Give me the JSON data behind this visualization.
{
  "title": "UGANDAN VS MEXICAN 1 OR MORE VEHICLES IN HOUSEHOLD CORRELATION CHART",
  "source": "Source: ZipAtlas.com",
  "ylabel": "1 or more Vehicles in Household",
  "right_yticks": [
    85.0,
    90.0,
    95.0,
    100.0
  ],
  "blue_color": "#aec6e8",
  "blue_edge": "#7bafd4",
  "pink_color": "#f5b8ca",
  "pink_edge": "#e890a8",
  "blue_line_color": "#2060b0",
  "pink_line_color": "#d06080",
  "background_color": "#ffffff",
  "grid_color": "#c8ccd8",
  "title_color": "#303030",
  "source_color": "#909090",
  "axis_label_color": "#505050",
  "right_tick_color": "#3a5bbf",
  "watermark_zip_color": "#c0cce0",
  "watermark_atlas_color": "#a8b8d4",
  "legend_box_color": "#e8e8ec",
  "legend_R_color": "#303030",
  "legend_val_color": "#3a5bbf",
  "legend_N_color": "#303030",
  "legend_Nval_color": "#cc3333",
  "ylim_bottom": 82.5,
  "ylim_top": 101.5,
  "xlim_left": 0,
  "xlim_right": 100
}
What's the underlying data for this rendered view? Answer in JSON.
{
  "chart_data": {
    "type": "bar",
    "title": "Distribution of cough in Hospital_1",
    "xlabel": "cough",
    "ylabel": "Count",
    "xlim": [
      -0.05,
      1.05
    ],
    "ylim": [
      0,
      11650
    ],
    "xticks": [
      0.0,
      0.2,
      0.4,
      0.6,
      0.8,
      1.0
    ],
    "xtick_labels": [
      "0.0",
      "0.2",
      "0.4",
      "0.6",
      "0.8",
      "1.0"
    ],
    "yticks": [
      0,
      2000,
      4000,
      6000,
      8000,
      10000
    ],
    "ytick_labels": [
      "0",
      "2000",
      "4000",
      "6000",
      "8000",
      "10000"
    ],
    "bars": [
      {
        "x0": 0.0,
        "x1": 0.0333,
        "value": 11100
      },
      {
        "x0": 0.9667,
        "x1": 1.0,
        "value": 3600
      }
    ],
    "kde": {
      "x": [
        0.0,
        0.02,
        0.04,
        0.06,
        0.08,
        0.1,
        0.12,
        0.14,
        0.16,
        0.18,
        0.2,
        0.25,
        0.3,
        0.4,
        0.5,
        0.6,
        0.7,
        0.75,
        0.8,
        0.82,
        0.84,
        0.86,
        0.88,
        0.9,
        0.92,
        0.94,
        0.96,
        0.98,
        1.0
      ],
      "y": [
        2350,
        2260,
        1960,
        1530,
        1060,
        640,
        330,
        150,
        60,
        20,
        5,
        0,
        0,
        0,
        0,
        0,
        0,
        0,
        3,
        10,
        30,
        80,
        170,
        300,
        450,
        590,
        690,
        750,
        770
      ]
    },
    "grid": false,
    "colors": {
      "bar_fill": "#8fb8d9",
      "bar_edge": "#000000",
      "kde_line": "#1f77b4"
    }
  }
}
◆ ◆ ◆ ◆ ◆ ◆ ◆
- _Prompt_
All of the material above needs to be retyped word for word.

- _Solution for this problem_
Give me the JSON data behind this visualization.
{
  "title": "UGANDAN VS MEXICAN 1 OR MORE VEHICLES IN HOUSEHOLD CORRELATION CHART",
  "source": "Source: ZipAtlas.com",
  "ylabel": "1 or more Vehicles in Household",
  "right_yticks": [
    85.0,
    90.0,
    95.0,
    100.0
  ],
  "blue_color": "#aec6e8",
  "blue_edge": "#7bafd4",
  "pink_color": "#f5b8ca",
  "pink_edge": "#e890a8",
  "blue_line_color": "#2060b0",
  "pink_line_color": "#d06080",
  "background_color": "#ffffff",
  "grid_color": "#c8ccd8",
  "title_color": "#303030",
  "source_color": "#909090",
  "axis_label_color": "#505050",
  "right_tick_color": "#3a5bbf",
  "watermark_zip_color": "#c0cce0",
  "watermark_atlas_color": "#a8b8d4",
  "legend_box_color": "#e8e8ec",
  "legend_R_color": "#303030",
  "legend_val_color": "#3a5bbf",
  "legend_N_color": "#303030",
  "legend_Nval_color": "#cc3333",
  "ylim_bottom": 82.5,
  "ylim_top": 101.5,
  "xlim_left": 0,
  "xlim_right": 100
}
What's the underlying data for this rendered view? Answer in JSON.
{
  "chart_data": {
    "type": "bar",
    "title": "Distribution of cough in Hospital_1",
    "xlabel": "cough",
    "ylabel": "Count",
    "xlim": [
      -0.05,
      1.05
    ],
    "ylim": [
      0,
      11650
    ],
    "xticks": [
      0.0,
      0.2,
      0.4,
      0.6,
      0.8,
      1.0
    ],
    "xtick_labels": [
      "0.0",
      "0.2",
      "0.4",
      "0.6",
      "0.8",
      "1.0"
    ],
    "yticks": [
      0,
      2000,
      4000,
      6000,
      8000,
      10000
    ],
    "ytick_labels": [
      "0",
      "2000",
      "4000",
      "6000",
      "8000",
      "10000"
    ],
    "bars": [
      {
        "x0": 0.0,
        "x1": 0.0333,
        "value": 11100
      },
      {
        "x0": 0.9667,
        "x1": 1.0,
        "value": 3600
      }
    ],
    "kde": {
      "x": [
        0.0,
        0.02,
        0.04,
        0.06,
        0.08,
        0.1,
        0.12,
        0.14,
        0.16,
        0.18,
        0.2,
        0.25,
        0.3,
        0.4,
        0.5,
        0.6,
        0.7,
        0.75,
        0.8,
        0.82,
        0.84,
        0.86,
        0.88,
        0.9,
        0.92,
        0.94,
        0.96,
        0.98,
        1.0
      ],
      "y": [
        2350,
        2260,
        1960,
        1530,
        1060,
        640,
        330,
        150,
        60,
        20,
        5,
        0,
        0,
        0,
        0,
        0,
        0,
        0,
        3,
        10,
        30,
        80,
        170,
        300,
        450,
        590,
        690,
        750,
        770
      ]
    },
    "grid": false,
    "colors": {
      "bar_fill": "#8fb8d9",
      "bar_edge": "#000000",
      "kde_line": "#1f77b4"
    }
  }
}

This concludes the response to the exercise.